INSTRUCTIONS FOR THE TASK: Bring together all lines of the material below that contain the string "around".

>> BEGIN EXTRACTED INFORMATION

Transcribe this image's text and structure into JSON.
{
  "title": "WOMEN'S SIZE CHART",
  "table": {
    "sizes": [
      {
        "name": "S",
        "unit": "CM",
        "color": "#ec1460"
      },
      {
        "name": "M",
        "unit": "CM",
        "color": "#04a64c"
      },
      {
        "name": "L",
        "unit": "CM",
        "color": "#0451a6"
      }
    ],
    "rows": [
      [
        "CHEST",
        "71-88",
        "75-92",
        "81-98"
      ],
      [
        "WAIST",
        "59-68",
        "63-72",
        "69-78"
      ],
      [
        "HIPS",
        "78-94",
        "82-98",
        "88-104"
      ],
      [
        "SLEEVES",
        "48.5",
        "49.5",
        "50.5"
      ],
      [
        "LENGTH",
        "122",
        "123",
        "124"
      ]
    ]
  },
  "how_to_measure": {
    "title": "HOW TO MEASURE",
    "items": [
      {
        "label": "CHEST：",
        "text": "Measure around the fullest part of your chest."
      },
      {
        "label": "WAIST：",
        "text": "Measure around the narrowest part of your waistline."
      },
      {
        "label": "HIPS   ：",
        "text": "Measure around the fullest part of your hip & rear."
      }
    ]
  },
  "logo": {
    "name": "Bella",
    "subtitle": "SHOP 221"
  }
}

>> END EXTRACTED INFORMATION

THE RESULT:
        "text": "Measure around the fullest part of your chest."
        "text": "Measure around the narrowest part of your waistline."
        "text": "Measure around the fullest part of your hip & rear."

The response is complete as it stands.